◆ Extract ◆
The author participated in 38 sea going expeditions including the first manned-submersible project to explore the Mid-Atlantic Ridge. This book provides a comprehensive overview of the past 45 years of sea floor exploration. It summarizes the mineralogical and petrological composition of sea floor rocks, ocean floor volcanism in relation to the geological setting and the discovery of hydrothermal activity. In addition to learning about various scientific missions and their objectives, the reader is introduced to rift zones where the sea floor is being created, as well as to fracture zones, intraplate volcanoes, and the structural setting of subduction zones

Table of Contents

Frontmatter
Chapter 1. An Overview of Oceanographic Exploration
Abstract
Earth’s scientists have been interested in the ocean as well as the continents for at least the last 150 years. However, “modern oceanography” started after World War II in 1946, when the world’s politicians and scientists realized that in order to have supremacy over other countries and acquire knowledge of our planet it would be necessary to increase the capability of sea floor exploration. Private and government funds were provided to enhance underwater technology. Ocean-going ships began to carry out regular and more extensive expeditions on all the major oceans and seas. Also, we now know that the modern oceans and seas are relatively young (150–170 million years old) when compared to the continental landmasses. Geological records found on the continents indicate that the ocean must have existed since our planet’s creation 4.6 billion years ago, and it seems probable that the Earth has undergone several cycles of ocean formation and retrieval during the past 4 billion years.

◆ Source material ◆
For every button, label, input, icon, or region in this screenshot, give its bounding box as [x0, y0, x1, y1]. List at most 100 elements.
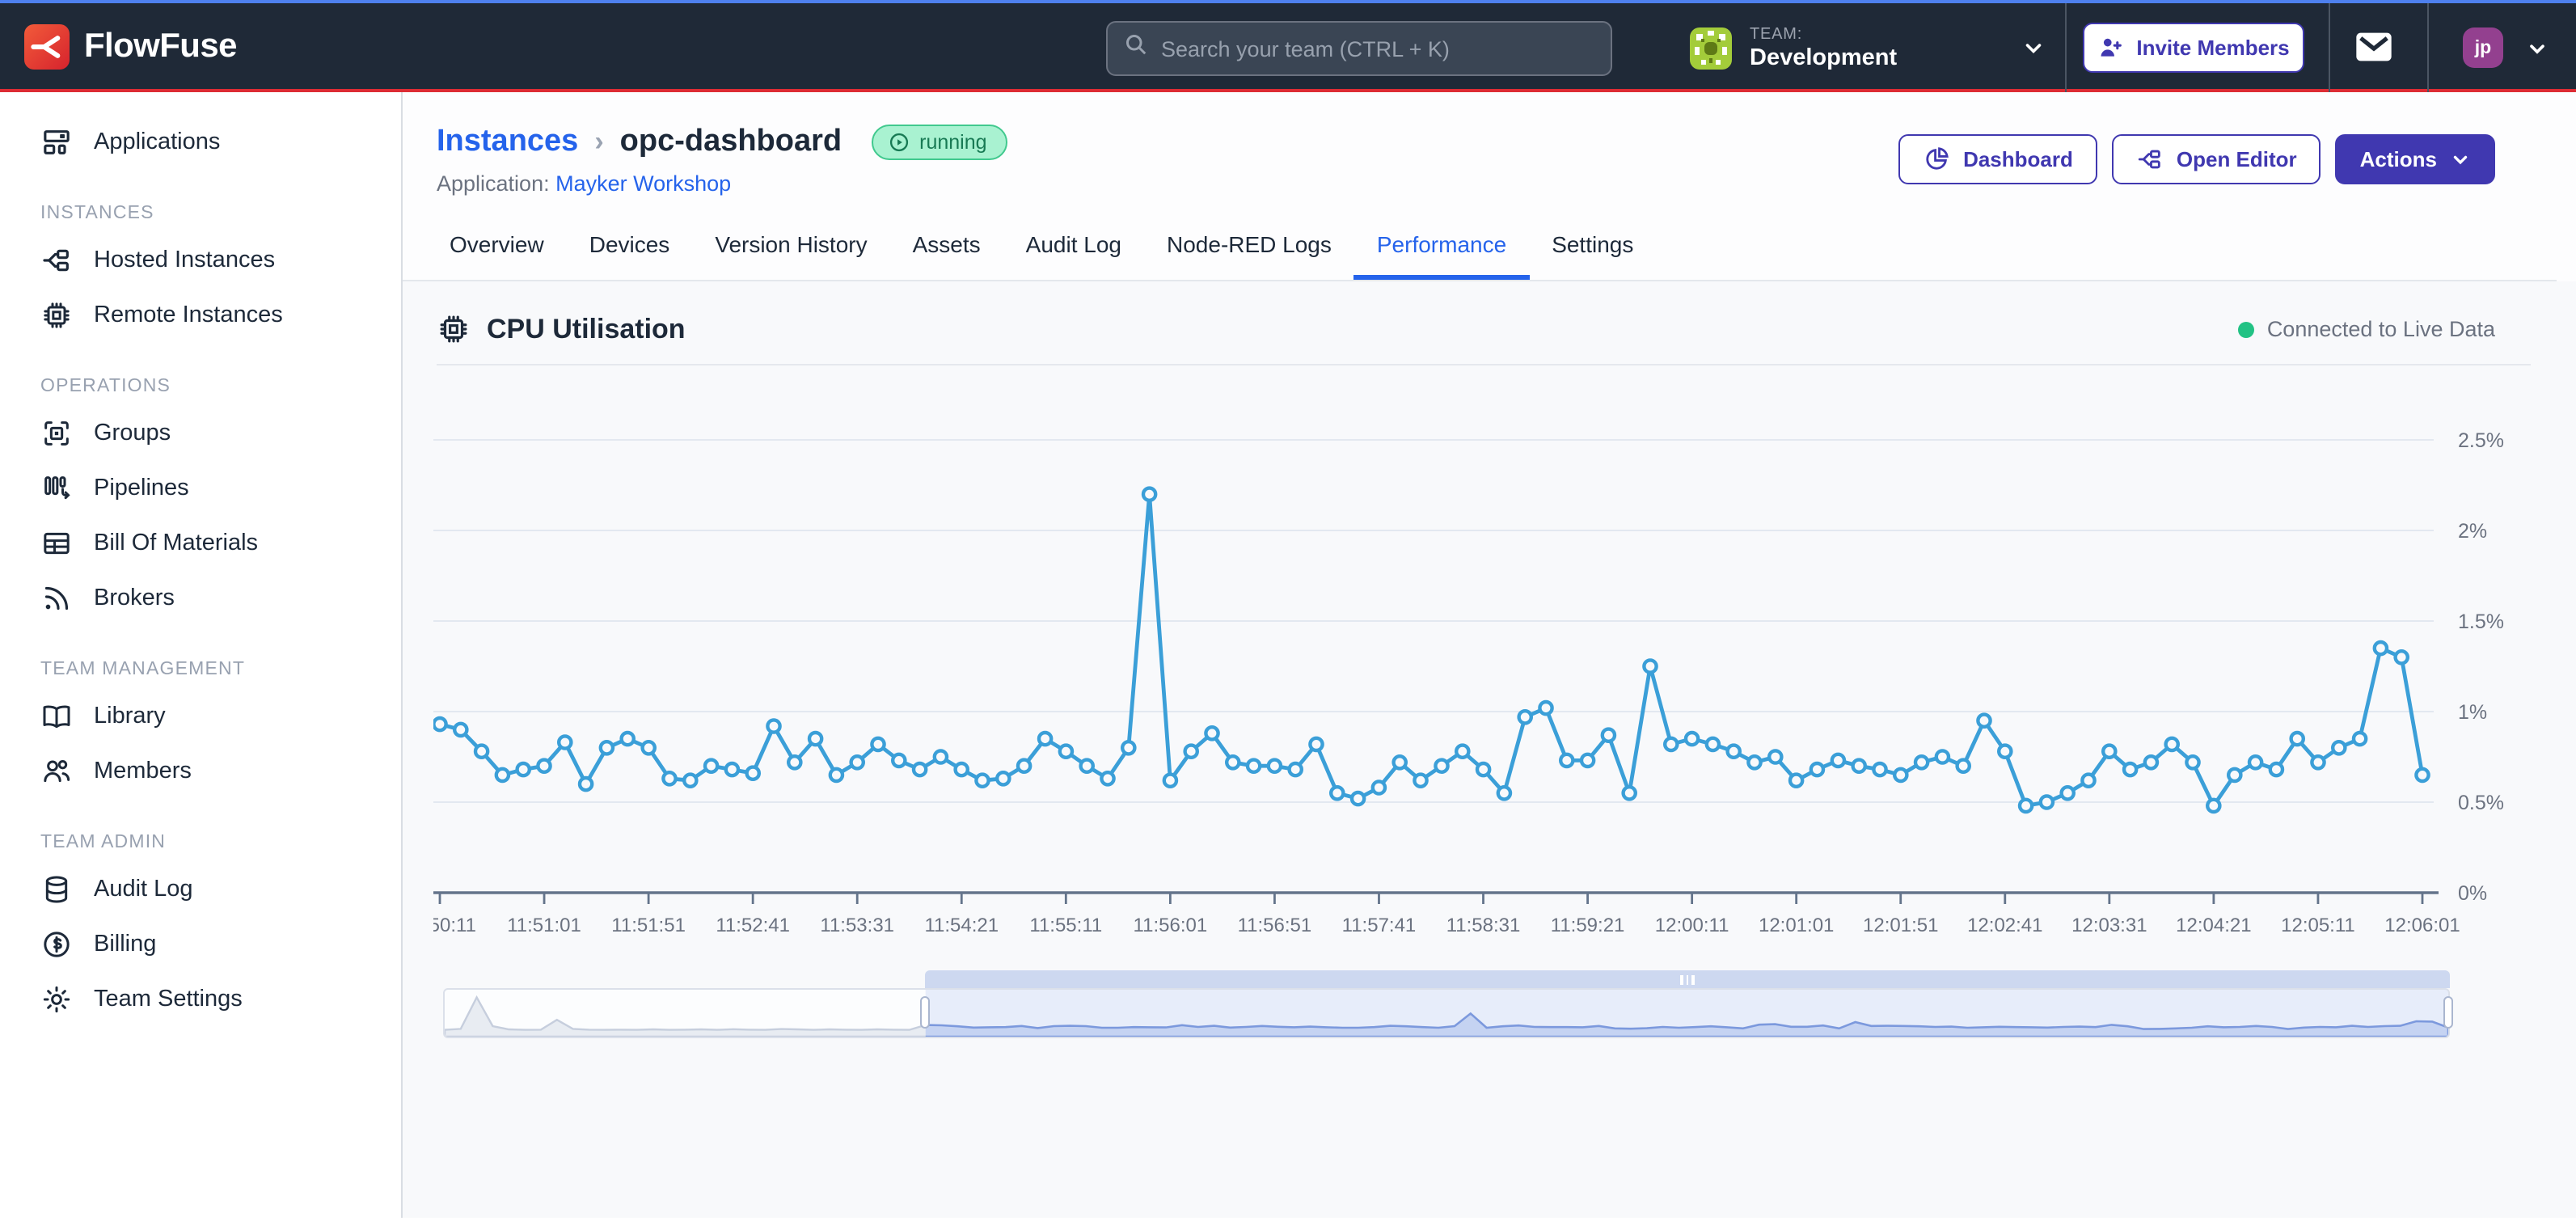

◆ What is asked ◆
Please answer from the sea floor exploration extract above: in what year did "modern oceanography" start?

◆ Correct response ◆
1946, after World War II.